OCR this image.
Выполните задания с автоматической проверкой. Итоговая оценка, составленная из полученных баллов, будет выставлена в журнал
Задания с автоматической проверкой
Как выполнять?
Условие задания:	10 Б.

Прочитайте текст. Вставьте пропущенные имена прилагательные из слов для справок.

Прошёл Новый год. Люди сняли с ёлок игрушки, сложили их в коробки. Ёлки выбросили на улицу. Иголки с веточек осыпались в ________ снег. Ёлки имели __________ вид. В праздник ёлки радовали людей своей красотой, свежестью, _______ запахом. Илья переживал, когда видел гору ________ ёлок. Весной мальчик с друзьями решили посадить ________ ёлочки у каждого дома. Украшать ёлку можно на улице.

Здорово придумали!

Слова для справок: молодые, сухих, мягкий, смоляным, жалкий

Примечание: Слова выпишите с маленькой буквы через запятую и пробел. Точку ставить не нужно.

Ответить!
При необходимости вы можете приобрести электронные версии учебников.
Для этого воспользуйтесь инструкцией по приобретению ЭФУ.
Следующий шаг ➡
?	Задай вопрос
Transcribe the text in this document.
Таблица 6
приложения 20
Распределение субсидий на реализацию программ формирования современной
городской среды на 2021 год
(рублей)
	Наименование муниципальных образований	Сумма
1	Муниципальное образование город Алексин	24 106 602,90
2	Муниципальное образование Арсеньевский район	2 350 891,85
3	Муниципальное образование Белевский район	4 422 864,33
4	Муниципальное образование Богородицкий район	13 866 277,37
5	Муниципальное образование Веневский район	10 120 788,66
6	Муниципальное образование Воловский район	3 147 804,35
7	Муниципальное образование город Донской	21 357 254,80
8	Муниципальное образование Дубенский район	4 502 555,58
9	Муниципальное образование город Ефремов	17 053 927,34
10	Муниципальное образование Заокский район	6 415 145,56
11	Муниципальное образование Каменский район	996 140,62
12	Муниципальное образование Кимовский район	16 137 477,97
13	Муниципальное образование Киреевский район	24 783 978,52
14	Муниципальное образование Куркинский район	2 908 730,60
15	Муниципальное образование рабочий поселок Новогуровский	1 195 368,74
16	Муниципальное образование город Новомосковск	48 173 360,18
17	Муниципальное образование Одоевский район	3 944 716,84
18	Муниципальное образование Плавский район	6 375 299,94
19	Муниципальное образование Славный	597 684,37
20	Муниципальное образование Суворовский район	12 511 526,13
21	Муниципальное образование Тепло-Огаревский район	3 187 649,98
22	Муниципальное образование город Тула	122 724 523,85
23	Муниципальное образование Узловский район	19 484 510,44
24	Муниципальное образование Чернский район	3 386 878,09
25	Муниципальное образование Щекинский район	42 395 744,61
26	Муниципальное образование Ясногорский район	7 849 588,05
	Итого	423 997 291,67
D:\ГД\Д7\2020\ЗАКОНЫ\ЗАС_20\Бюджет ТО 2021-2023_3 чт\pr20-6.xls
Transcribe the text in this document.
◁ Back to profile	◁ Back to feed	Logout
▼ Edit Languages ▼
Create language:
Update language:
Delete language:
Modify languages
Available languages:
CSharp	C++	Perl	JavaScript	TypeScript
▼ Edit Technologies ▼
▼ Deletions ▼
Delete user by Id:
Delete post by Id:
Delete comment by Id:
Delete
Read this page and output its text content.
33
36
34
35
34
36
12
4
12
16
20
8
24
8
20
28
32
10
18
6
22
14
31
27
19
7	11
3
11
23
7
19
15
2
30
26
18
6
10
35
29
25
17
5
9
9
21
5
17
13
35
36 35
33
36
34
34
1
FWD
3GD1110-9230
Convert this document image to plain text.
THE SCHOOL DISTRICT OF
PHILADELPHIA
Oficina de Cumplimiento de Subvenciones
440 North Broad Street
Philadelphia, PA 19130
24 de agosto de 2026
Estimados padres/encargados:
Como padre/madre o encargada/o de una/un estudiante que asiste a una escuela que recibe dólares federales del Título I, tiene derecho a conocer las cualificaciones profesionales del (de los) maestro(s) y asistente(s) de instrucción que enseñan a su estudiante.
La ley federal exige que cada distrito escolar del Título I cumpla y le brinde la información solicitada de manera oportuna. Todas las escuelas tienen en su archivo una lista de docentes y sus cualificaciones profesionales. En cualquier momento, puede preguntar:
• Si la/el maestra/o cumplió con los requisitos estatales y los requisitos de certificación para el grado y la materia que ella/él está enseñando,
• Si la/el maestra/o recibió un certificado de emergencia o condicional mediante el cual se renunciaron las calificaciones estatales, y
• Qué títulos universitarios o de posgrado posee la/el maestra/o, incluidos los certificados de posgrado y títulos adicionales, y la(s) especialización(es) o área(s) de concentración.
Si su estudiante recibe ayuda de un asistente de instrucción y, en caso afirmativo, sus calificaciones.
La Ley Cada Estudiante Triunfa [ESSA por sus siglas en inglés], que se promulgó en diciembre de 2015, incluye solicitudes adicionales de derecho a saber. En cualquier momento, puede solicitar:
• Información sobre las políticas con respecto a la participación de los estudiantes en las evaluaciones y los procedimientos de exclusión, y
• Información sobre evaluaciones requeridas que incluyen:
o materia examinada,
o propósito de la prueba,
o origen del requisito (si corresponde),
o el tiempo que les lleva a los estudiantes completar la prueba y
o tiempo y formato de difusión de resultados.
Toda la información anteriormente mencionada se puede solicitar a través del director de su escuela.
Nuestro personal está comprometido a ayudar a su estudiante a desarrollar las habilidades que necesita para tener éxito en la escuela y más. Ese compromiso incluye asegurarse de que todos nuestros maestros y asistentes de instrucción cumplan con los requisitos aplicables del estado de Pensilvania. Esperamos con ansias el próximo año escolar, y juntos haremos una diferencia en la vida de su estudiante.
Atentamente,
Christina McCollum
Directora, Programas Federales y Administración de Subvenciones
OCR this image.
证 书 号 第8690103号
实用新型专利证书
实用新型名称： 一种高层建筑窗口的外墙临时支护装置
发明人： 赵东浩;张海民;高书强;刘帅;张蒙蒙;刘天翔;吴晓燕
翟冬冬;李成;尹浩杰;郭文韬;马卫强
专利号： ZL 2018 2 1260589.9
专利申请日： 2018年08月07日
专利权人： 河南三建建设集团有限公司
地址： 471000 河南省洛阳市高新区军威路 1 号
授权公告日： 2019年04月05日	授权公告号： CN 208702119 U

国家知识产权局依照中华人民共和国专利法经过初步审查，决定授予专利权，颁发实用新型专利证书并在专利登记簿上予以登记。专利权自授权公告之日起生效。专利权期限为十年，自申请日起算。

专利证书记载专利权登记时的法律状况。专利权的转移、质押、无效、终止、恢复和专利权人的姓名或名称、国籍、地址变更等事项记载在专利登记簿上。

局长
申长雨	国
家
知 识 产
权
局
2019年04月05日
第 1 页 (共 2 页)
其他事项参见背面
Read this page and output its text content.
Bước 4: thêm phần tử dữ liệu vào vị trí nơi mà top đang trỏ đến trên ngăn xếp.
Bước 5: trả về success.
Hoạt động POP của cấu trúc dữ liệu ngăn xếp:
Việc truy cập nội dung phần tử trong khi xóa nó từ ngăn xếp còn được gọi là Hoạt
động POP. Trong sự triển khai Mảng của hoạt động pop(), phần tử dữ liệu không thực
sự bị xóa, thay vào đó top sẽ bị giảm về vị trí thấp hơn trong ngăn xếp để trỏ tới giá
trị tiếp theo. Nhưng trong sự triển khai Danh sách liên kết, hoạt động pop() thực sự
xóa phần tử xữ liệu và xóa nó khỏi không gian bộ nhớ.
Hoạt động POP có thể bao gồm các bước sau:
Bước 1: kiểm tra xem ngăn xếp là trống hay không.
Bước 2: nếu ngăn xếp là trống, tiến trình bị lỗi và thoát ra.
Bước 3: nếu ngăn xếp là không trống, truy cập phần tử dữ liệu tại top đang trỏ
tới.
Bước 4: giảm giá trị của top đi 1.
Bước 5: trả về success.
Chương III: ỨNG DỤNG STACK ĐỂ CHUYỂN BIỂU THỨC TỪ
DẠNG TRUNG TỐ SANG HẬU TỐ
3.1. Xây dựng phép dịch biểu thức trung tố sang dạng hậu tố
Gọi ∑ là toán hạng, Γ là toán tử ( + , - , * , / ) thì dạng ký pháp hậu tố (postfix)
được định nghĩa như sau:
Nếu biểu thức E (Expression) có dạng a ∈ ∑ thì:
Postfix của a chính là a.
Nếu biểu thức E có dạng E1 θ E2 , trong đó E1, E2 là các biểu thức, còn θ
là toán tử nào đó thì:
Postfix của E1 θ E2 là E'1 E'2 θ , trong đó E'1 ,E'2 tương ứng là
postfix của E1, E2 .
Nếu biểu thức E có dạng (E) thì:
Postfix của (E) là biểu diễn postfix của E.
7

++++++++++++++++++++

Do this
Using the records above, copy every line that has the word "автоматической" in it.

Task solution
Выполните задания с автоматической проверкой. Итоговая оценка, составленная из полученных баллов, будет выставлена в журнал
Задания с автоматической проверкой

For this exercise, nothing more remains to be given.